(Data extracted from a collection)
-- Start --
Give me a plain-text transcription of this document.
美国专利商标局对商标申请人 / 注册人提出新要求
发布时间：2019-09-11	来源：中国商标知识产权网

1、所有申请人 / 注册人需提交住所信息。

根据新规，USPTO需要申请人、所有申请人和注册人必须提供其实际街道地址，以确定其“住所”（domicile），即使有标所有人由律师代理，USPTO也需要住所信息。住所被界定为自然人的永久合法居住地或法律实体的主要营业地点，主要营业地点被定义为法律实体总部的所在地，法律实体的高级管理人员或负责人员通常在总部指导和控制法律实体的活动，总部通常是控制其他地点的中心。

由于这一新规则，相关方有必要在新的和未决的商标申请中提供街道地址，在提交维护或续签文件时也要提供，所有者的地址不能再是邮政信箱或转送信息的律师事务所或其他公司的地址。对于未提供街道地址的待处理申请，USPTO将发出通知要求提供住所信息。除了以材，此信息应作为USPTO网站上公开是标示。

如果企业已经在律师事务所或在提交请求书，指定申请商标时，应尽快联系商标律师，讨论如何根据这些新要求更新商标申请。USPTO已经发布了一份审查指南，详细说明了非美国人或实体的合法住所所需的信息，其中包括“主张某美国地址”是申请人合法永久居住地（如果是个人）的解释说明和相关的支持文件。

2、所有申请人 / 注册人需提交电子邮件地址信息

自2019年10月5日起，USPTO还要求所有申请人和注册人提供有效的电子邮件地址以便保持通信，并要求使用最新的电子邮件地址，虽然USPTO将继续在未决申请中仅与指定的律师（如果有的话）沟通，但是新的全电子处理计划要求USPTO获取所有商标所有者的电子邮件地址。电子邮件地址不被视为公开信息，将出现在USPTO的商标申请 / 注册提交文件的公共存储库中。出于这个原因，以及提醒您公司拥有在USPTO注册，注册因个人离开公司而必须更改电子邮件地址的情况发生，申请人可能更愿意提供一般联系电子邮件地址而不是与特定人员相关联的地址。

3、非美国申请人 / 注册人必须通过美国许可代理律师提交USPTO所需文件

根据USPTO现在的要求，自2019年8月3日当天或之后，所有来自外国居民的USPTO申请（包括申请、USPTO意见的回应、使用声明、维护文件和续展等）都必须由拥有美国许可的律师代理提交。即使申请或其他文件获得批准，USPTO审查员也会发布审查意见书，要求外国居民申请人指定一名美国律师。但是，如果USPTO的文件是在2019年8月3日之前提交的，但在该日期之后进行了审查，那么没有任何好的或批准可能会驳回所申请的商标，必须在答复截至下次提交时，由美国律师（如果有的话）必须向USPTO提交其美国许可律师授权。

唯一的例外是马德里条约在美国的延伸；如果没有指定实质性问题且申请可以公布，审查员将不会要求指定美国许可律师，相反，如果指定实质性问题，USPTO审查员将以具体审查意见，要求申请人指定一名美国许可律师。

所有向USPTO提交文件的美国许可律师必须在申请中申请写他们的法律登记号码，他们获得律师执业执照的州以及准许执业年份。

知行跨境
-- End --
## What to produce
Scan the entries above for the word "如果有的话" and collect each line holding it.

## Task answer
自2019年10月5日起，USPTO还要求所有申请人和注册人提供有效的电子邮件地址以便保持通信，并要求使用最新的电子邮件地址，虽然USPTO将继续在未决申请中仅与指定的律师（如果有的话）沟通，但是新的全电子处理计划要求USPTO获取所有商标所有者的电子邮件地址。电子邮件地址不被视为公开信息，将出现在USPTO的商标申请 / 注册提交文件的公共存储库中。出于这个原因，以及提醒您公司拥有在USPTO注册，注册因个人离开公司而必须更改电子邮件地址的情况发生，申请人可能更愿意提供一般联系电子邮件地址而不是与特定人员相关联的地址。
根据USPTO现在的要求，自2019年8月3日当天或之后，所有来自外国居民的USPTO申请（包括申请、USPTO意见的回应、使用声明、维护文件和续展等）都必须由拥有美国许可的律师代理提交。即使申请或其他文件获得批准，USPTO审查员也会发布审查意见书，要求外国居民申请人指定一名美国律师。但是，如果USPTO的文件是在2019年8月3日之前提交的，但在该日期之后进行了审查，那么没有任何好的或批准可能会驳回所申请的商标，必须在答复截至下次提交时，由美国律师（如果有的话）必须向USPTO提交其美国许可律师授权。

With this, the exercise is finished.